--- Begin Data for processing ---

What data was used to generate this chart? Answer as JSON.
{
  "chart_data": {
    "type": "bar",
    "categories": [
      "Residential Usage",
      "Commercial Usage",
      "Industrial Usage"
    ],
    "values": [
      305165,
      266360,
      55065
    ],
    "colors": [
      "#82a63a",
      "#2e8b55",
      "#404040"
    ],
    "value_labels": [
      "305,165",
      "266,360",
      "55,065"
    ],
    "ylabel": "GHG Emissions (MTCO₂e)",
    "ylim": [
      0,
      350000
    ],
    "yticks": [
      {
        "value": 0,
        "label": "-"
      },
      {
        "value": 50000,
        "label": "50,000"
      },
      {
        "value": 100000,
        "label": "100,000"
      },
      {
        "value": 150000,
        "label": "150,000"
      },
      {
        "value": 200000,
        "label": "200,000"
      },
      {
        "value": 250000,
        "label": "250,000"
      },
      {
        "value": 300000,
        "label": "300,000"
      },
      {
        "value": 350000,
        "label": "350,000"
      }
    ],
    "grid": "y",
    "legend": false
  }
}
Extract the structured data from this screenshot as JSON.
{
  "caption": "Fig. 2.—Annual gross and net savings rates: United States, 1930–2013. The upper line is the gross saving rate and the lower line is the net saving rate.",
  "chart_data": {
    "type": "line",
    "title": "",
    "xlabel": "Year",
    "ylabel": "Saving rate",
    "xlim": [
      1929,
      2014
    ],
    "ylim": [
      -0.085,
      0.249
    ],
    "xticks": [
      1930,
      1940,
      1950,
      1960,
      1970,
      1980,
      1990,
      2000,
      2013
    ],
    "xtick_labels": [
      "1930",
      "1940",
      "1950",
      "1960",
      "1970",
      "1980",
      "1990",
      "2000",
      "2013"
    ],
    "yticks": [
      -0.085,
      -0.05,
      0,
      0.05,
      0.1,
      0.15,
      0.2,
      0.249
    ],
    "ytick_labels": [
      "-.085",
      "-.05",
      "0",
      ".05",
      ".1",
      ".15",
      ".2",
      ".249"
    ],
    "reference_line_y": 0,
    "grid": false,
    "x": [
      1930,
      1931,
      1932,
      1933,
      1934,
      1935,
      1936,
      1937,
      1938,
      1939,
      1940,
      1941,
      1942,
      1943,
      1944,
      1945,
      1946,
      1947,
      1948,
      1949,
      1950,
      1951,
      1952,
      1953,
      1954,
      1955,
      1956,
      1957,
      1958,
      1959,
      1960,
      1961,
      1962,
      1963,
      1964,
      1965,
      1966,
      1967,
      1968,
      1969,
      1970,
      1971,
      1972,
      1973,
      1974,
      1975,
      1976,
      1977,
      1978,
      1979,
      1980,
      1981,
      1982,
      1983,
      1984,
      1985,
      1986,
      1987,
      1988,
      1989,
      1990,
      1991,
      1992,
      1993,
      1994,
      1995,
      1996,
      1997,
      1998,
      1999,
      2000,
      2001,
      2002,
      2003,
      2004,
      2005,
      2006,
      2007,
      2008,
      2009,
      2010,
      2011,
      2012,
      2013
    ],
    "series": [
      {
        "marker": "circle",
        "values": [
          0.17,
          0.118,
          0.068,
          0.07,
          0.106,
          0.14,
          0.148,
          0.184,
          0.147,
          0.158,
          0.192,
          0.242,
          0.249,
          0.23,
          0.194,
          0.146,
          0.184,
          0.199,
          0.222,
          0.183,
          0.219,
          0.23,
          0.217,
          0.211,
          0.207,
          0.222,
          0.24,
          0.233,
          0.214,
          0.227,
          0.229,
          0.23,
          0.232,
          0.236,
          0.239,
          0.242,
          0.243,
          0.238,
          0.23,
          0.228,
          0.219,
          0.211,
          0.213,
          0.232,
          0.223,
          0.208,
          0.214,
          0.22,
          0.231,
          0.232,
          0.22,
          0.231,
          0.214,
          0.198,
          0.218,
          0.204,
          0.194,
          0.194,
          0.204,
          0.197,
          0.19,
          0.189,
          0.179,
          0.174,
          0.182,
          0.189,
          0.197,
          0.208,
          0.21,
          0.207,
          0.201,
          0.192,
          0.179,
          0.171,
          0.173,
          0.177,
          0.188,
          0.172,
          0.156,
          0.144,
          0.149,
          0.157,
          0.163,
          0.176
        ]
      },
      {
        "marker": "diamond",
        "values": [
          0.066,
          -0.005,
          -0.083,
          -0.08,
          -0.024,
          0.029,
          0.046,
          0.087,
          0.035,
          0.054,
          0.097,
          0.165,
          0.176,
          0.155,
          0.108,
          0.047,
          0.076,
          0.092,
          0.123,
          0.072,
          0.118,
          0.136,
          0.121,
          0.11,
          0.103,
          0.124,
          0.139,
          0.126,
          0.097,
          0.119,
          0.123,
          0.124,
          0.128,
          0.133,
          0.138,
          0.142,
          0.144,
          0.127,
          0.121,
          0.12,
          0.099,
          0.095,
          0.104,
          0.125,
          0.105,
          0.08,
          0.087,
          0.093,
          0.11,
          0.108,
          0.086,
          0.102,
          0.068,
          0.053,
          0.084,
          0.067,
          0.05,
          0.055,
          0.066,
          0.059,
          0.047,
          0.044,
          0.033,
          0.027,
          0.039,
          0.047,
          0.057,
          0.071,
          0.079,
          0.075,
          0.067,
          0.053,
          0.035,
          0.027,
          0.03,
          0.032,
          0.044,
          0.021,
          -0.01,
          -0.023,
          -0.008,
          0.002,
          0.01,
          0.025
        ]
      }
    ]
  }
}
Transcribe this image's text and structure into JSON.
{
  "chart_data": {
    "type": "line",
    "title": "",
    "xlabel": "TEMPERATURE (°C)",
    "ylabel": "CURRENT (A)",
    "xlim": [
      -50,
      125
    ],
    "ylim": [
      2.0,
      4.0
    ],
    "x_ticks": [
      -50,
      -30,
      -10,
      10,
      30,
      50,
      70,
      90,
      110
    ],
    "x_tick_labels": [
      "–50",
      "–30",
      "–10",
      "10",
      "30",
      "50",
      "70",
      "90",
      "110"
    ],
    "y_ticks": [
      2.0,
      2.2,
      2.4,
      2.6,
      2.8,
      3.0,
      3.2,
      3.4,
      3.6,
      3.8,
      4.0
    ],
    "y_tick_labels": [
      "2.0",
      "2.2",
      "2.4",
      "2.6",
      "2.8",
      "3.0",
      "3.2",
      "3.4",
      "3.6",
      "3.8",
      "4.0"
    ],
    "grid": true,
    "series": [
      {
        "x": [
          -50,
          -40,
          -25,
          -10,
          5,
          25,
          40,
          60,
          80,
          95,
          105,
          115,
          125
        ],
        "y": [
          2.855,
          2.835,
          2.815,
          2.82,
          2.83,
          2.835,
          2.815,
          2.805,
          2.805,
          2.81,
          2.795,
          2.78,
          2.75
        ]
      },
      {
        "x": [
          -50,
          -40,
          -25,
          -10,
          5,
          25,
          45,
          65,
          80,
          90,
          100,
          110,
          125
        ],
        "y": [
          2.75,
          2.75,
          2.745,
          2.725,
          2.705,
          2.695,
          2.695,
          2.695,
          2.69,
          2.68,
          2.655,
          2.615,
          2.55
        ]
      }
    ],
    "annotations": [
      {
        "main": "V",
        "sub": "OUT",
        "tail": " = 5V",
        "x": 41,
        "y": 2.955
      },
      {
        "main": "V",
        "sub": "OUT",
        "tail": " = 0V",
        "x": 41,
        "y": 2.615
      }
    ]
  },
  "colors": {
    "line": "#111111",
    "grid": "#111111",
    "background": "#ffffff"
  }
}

--- End Data for processing ---
--- Begin Data for processing ---

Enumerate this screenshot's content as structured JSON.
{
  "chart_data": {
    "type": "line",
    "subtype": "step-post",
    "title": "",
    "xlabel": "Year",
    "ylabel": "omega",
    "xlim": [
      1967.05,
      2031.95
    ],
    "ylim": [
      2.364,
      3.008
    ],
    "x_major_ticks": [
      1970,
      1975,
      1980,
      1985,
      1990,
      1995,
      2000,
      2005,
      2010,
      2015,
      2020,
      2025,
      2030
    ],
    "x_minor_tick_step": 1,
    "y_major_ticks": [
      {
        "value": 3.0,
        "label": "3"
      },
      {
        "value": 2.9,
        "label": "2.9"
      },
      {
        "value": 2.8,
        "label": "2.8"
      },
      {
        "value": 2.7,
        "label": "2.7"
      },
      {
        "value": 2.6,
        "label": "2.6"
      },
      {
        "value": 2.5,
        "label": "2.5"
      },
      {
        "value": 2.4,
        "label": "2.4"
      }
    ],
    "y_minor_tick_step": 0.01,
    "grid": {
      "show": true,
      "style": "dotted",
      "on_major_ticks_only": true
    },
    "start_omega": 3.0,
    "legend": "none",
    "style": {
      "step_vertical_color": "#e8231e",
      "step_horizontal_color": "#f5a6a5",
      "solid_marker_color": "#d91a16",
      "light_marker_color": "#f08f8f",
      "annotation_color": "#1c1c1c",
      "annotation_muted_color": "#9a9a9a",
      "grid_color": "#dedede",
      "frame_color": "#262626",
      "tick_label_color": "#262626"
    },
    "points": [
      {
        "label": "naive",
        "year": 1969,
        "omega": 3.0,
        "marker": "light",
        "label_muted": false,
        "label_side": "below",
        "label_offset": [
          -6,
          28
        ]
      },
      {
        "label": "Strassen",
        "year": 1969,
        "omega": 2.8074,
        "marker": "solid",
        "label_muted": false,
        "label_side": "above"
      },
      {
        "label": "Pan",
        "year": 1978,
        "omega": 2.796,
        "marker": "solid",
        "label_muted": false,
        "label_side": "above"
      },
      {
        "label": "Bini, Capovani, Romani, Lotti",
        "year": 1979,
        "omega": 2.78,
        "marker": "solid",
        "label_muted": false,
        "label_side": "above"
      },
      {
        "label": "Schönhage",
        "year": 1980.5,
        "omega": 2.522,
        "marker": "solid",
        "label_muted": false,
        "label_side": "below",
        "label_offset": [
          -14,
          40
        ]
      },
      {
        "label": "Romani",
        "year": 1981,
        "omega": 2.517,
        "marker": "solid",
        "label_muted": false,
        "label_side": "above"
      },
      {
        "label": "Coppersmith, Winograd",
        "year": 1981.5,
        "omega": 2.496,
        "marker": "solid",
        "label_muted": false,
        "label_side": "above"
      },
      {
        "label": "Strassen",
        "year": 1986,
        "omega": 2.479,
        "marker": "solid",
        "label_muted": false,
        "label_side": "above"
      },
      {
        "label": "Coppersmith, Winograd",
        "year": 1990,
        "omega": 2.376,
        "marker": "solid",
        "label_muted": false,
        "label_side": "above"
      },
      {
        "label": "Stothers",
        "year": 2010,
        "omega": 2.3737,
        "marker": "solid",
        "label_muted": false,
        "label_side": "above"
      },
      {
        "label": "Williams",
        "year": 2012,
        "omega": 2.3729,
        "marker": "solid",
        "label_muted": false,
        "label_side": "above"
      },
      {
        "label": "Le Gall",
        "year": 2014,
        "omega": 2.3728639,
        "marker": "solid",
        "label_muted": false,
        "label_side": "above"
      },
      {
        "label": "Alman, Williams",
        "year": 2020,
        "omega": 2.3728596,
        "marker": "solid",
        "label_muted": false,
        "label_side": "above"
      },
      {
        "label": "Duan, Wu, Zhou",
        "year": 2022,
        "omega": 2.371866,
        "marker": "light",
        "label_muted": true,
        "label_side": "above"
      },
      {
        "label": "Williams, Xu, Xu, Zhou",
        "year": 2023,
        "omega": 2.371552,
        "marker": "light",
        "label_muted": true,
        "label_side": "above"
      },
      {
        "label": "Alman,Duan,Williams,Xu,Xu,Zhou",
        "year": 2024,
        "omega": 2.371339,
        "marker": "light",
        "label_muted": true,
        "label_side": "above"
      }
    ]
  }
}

--- End Data for processing ---

> [Required work]: Return, from the data, each line that has the word "Romani" in it.

> [Output for this exercise]:
        "label": "Bini, Capovani, Romani, Lotti",
        "label": "Romani",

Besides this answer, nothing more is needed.